──────── DATA LINES

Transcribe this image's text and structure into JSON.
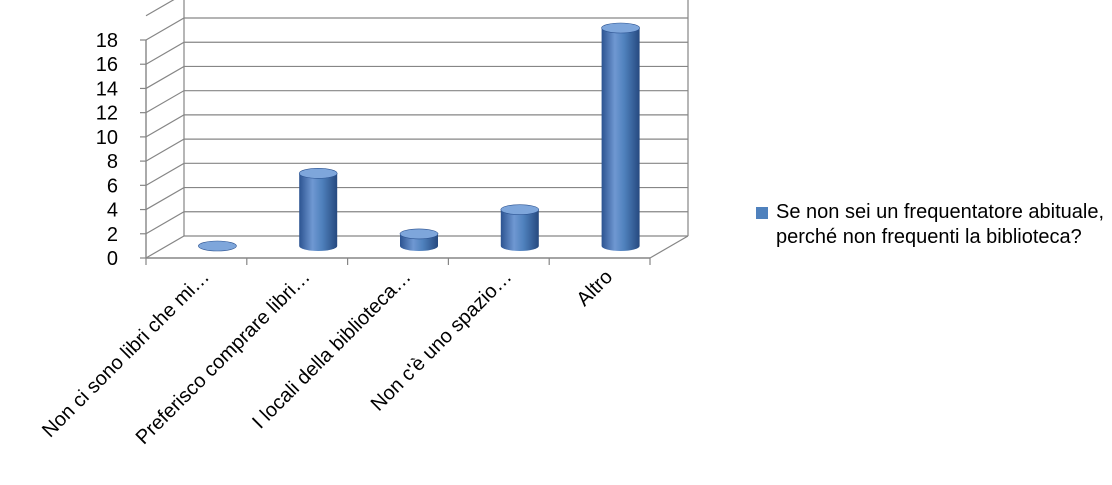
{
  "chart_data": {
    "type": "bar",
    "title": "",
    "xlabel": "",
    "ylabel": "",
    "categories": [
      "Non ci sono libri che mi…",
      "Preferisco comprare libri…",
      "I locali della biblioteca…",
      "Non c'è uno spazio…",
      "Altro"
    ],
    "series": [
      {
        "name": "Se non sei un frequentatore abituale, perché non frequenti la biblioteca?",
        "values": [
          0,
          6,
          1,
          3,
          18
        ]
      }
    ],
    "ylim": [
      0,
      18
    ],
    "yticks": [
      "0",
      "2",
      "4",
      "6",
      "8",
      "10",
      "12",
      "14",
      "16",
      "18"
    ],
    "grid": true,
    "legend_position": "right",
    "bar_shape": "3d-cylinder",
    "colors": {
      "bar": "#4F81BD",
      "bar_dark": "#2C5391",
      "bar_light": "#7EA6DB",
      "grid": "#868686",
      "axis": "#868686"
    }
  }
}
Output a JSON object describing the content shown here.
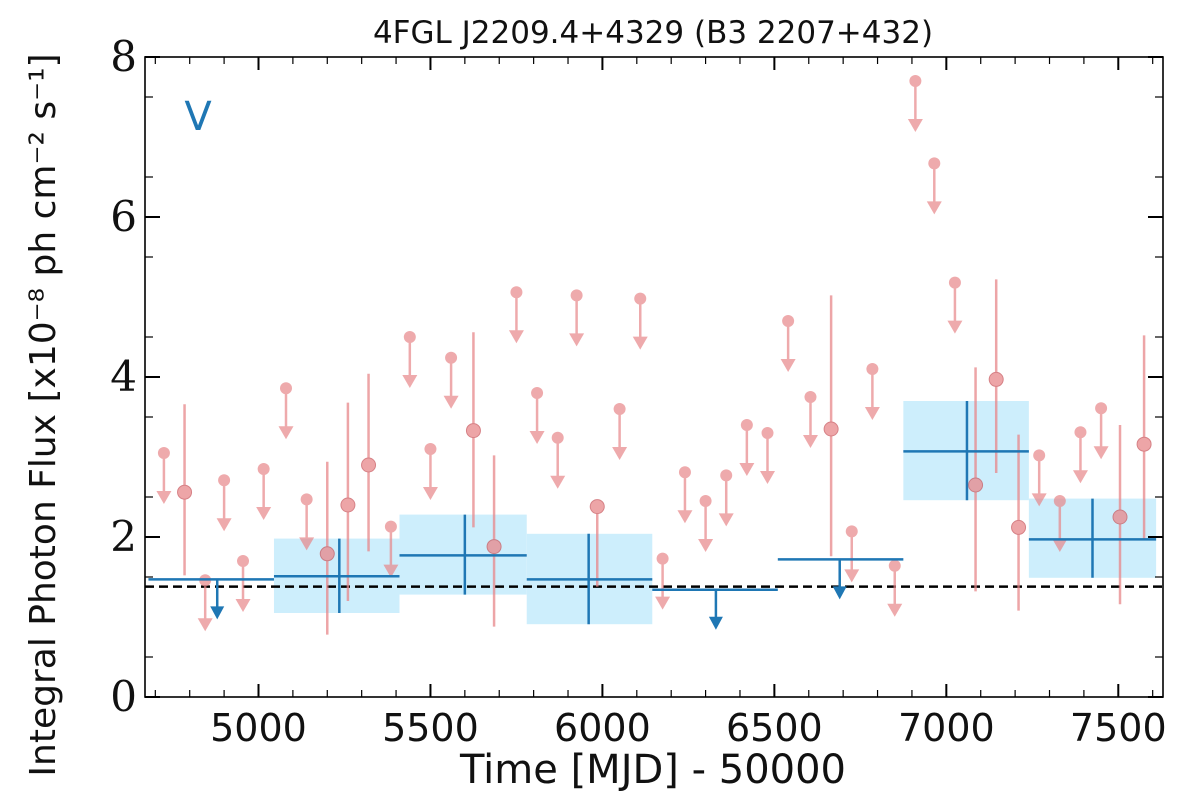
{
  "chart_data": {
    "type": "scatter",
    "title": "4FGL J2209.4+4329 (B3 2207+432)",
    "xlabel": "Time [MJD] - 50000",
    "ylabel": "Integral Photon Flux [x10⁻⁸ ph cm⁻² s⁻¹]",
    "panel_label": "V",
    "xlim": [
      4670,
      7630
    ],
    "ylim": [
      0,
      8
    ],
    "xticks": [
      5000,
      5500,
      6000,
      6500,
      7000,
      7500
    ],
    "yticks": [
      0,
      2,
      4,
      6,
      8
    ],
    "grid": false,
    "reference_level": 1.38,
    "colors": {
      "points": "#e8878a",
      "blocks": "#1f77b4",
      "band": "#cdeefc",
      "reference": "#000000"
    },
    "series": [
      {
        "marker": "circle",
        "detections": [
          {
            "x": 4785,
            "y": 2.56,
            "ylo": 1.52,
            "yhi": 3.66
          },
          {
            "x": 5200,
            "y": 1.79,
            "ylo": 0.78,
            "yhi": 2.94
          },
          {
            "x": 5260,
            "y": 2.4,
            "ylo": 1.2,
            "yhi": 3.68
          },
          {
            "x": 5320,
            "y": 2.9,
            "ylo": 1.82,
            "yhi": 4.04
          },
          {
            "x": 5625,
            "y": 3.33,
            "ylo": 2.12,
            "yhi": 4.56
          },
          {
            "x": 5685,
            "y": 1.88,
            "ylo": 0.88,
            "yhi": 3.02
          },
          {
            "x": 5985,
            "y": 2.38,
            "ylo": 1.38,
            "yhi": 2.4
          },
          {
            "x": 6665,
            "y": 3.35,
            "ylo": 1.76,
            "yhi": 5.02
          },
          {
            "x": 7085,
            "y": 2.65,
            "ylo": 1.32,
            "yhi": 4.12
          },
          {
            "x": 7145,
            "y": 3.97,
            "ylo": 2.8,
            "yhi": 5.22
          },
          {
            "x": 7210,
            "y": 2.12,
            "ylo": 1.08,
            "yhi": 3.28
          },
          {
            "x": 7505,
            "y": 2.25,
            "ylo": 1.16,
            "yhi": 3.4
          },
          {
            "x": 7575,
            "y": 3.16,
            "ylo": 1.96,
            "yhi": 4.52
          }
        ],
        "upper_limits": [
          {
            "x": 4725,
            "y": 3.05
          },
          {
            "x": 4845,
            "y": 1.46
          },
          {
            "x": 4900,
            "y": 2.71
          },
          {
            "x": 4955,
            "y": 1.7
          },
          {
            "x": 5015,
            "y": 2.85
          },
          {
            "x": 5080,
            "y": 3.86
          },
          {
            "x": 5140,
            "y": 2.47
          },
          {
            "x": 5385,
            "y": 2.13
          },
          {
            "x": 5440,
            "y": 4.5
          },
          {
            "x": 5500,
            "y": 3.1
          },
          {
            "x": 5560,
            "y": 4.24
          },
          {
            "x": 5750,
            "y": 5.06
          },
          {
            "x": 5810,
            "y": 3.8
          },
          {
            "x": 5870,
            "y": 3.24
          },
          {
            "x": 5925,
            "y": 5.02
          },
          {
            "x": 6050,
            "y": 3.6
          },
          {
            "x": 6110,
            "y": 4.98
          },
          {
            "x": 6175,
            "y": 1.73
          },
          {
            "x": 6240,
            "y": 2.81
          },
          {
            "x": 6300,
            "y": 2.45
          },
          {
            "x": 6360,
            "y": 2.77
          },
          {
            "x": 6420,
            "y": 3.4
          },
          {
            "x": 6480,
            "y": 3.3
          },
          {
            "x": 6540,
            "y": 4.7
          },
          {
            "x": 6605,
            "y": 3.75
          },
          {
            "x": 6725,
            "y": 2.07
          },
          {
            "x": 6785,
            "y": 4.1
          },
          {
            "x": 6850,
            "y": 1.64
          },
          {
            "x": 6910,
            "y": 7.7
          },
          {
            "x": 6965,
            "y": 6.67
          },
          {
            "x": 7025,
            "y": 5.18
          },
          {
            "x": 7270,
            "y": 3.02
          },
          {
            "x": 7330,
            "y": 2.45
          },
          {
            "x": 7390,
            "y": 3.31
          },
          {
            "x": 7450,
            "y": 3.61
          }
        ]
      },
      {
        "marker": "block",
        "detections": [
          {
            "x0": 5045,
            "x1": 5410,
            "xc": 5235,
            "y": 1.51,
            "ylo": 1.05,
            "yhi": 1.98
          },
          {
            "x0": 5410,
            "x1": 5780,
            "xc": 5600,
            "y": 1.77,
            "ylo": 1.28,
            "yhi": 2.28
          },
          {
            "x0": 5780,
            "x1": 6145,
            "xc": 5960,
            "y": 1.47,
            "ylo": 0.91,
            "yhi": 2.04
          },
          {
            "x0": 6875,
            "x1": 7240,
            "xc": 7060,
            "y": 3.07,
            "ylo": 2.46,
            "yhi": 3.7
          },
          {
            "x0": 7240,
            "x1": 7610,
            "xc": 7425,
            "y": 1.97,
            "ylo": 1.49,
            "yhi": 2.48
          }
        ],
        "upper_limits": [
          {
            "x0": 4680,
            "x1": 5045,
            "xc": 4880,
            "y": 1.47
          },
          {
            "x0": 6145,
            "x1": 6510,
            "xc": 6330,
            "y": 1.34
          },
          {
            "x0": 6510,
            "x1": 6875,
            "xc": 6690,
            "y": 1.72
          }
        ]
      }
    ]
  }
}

────────────────

■ PROBLEM: Skipping the pictures, transcribe each line above exactly as it appears.

■ EXPECTED ANSWER:
Transcribe this image's text and structure into JSON.
{
  "chart_data": {
    "type": "bar",
    "title": "",
    "xlabel": "",
    "ylabel": "",
    "categories": [
      "Non ci sono libri che mi…",
      "Preferisco comprare libri…",
      "I locali della biblioteca…",
      "Non c'è uno spazio…",
      "Altro"
    ],
    "series": [
      {
        "name": "Se non sei un frequentatore abituale, perché non frequenti la biblioteca?",
        "values": [
          0,
          6,
          1,
          3,
          18
        ]
      }
    ],
    "ylim": [
      0,
      18
    ],
    "yticks": [
      "0",
      "2",
      "4",
      "6",
      "8",
      "10",
      "12",
      "14",
      "16",
      "18"
    ],
    "grid": true,
    "legend_position": "right",
    "bar_shape": "3d-cylinder",
    "colors": {
      "bar": "#4F81BD",
      "bar_dark": "#2C5391",
      "bar_light": "#7EA6DB",
      "grid": "#868686",
      "axis": "#868686"
    }
  }
}
Output a JSON object describing the content shown here.
{
  "chart_data": {
    "type": "scatter",
    "title": "4FGL J2209.4+4329 (B3 2207+432)",
    "xlabel": "Time [MJD] - 50000",
    "ylabel": "Integral Photon Flux [x10⁻⁸ ph cm⁻² s⁻¹]",
    "panel_label": "V",
    "xlim": [
      4670,
      7630
    ],
    "ylim": [
      0,
      8
    ],
    "xticks": [
      5000,
      5500,
      6000,
      6500,
      7000,
      7500
    ],
    "yticks": [
      0,
      2,
      4,
      6,
      8
    ],
    "grid": false,
    "reference_level": 1.38,
    "colors": {
      "points": "#e8878a",
      "blocks": "#1f77b4",
      "band": "#cdeefc",
      "reference": "#000000"
    },
    "series": [
      {
        "marker": "circle",
        "detections": [
          {
            "x": 4785,
            "y": 2.56,
            "ylo": 1.52,
            "yhi": 3.66
          },
          {
            "x": 5200,
            "y": 1.79,
            "ylo": 0.78,
            "yhi": 2.94
          },
          {
            "x": 5260,
            "y": 2.4,
            "ylo": 1.2,
            "yhi": 3.68
          },
          {
            "x": 5320,
            "y": 2.9,
            "ylo": 1.82,
            "yhi": 4.04
          },
          {
            "x": 5625,
            "y": 3.33,
            "ylo": 2.12,
            "yhi": 4.56
          },
          {
            "x": 5685,
            "y": 1.88,
            "ylo": 0.88,
            "yhi": 3.02
          },
          {
            "x": 5985,
            "y": 2.38,
            "ylo": 1.38,
            "yhi": 2.4
          },
          {
            "x": 6665,
            "y": 3.35,
            "ylo": 1.76,
            "yhi": 5.02
          },
          {
            "x": 7085,
            "y": 2.65,
            "ylo": 1.32,
            "yhi": 4.12
          },
          {
            "x": 7145,
            "y": 3.97,
            "ylo": 2.8,
            "yhi": 5.22
          },
          {
            "x": 7210,
            "y": 2.12,
            "ylo": 1.08,
            "yhi": 3.28
          },
          {
            "x": 7505,
            "y": 2.25,
            "ylo": 1.16,
            "yhi": 3.4
          },
          {
            "x": 7575,
            "y": 3.16,
            "ylo": 1.96,
            "yhi": 4.52
          }
        ],
        "upper_limits": [
          {
            "x": 4725,
            "y": 3.05
          },
          {
            "x": 4845,
            "y": 1.46
          },
          {
            "x": 4900,
            "y": 2.71
          },
          {
            "x": 4955,
            "y": 1.7
          },
          {
            "x": 5015,
            "y": 2.85
          },
          {
            "x": 5080,
            "y": 3.86
          },
          {
            "x": 5140,
            "y": 2.47
          },
          {
            "x": 5385,
            "y": 2.13
          },
          {
            "x": 5440,
            "y": 4.5
          },
          {
            "x": 5500,
            "y": 3.1
          },
          {
            "x": 5560,
            "y": 4.24
          },
          {
            "x": 5750,
            "y": 5.06
          },
          {
            "x": 5810,
            "y": 3.8
          },
          {
            "x": 5870,
            "y": 3.24
          },
          {
            "x": 5925,
            "y": 5.02
          },
          {
            "x": 6050,
            "y": 3.6
          },
          {
            "x": 6110,
            "y": 4.98
          },
          {
            "x": 6175,
            "y": 1.73
          },
          {
            "x": 6240,
            "y": 2.81
          },
          {
            "x": 6300,
            "y": 2.45
          },
          {
            "x": 6360,
            "y": 2.77
          },
          {
            "x": 6420,
            "y": 3.4
          },
          {
            "x": 6480,
            "y": 3.3
          },
          {
            "x": 6540,
            "y": 4.7
          },
          {
            "x": 6605,
            "y": 3.75
          },
          {
            "x": 6725,
            "y": 2.07
          },
          {
            "x": 6785,
            "y": 4.1
          },
          {
            "x": 6850,
            "y": 1.64
          },
          {
            "x": 6910,
            "y": 7.7
          },
          {
            "x": 6965,
            "y": 6.67
          },
          {
            "x": 7025,
            "y": 5.18
          },
          {
            "x": 7270,
            "y": 3.02
          },
          {
            "x": 7330,
            "y": 2.45
          },
          {
            "x": 7390,
            "y": 3.31
          },
          {
            "x": 7450,
            "y": 3.61
          }
        ]
      },
      {
        "marker": "block",
        "detections": [
          {
            "x0": 5045,
            "x1": 5410,
            "xc": 5235,
            "y": 1.51,
            "ylo": 1.05,
            "yhi": 1.98
          },
          {
            "x0": 5410,
            "x1": 5780,
            "xc": 5600,
            "y": 1.77,
            "ylo": 1.28,
            "yhi": 2.28
          },
          {
            "x0": 5780,
            "x1": 6145,
            "xc": 5960,
            "y": 1.47,
            "ylo": 0.91,
            "yhi": 2.04
          },
          {
            "x0": 6875,
            "x1": 7240,
            "xc": 7060,
            "y": 3.07,
            "ylo": 2.46,
            "yhi": 3.7
          },
          {
            "x0": 7240,
            "x1": 7610,
            "xc": 7425,
            "y": 1.97,
            "ylo": 1.49,
            "yhi": 2.48
          }
        ],
        "upper_limits": [
          {
            "x0": 4680,
            "x1": 5045,
            "xc": 4880,
            "y": 1.47
          },
          {
            "x0": 6145,
            "x1": 6510,
            "xc": 6330,
            "y": 1.34
          },
          {
            "x0": 6510,
            "x1": 6875,
            "xc": 6690,
            "y": 1.72
          }
        ]
      }
    ]
  }
}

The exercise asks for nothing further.